■ Problem to work on ■
Return the records word for word. Any pictures in them are not part of the copy.

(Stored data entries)
* * * *
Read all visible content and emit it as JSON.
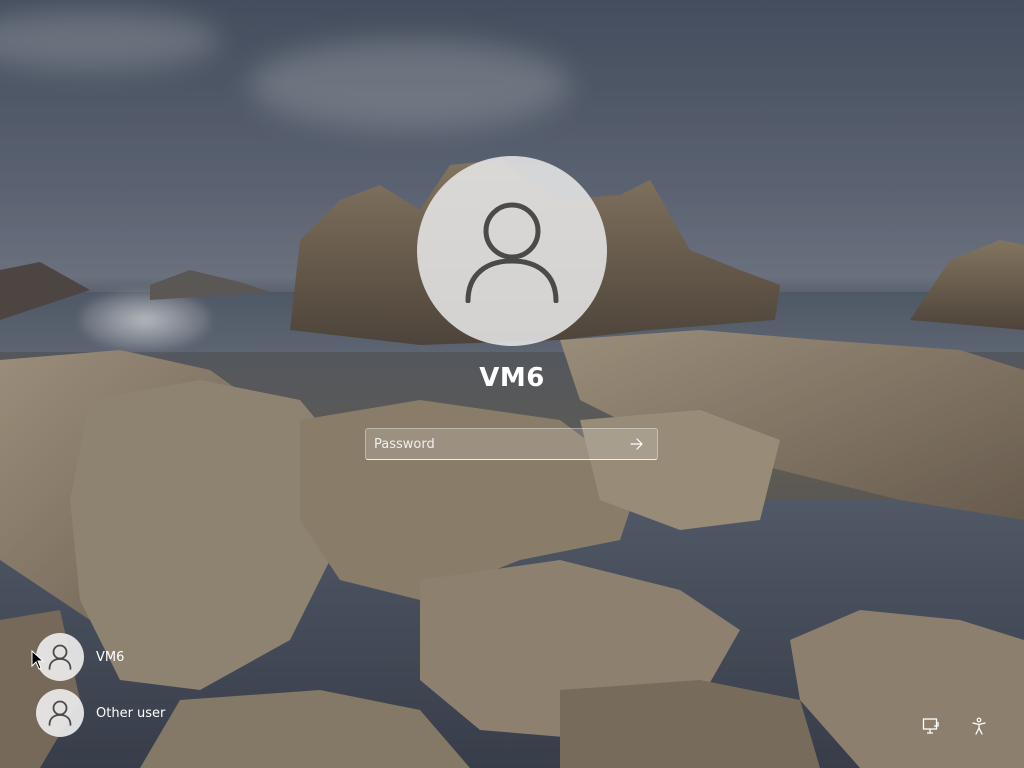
{
  "lock_screen": {
    "current_user": "VM6",
    "password_placeholder": "Password"
  },
  "user_list": [
    {
      "name": "VM6",
      "icon": "person-icon"
    },
    {
      "name": "Other user",
      "icon": "person-icon"
    }
  ],
  "tray": {
    "network_icon": "network-icon",
    "accessibility_icon": "accessibility-icon"
  },
  "colors": {
    "text": "#ffffff",
    "avatar_bg": "#e6e6e6",
    "icon_stroke": "#4a4a4a"
  }
}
* * * *
■ Answer ■
Read all visible content and emit it as JSON.
{
  "lock_screen": {
    "current_user": "VM6",
    "password_placeholder": "Password"
  },
  "user_list": [
    {
      "name": "VM6",
      "icon": "person-icon"
    },
    {
      "name": "Other user",
      "icon": "person-icon"
    }
  ],
  "tray": {
    "network_icon": "network-icon",
    "accessibility_icon": "accessibility-icon"
  },
  "colors": {
    "text": "#ffffff",
    "avatar_bg": "#e6e6e6",
    "icon_stroke": "#4a4a4a"
  }
}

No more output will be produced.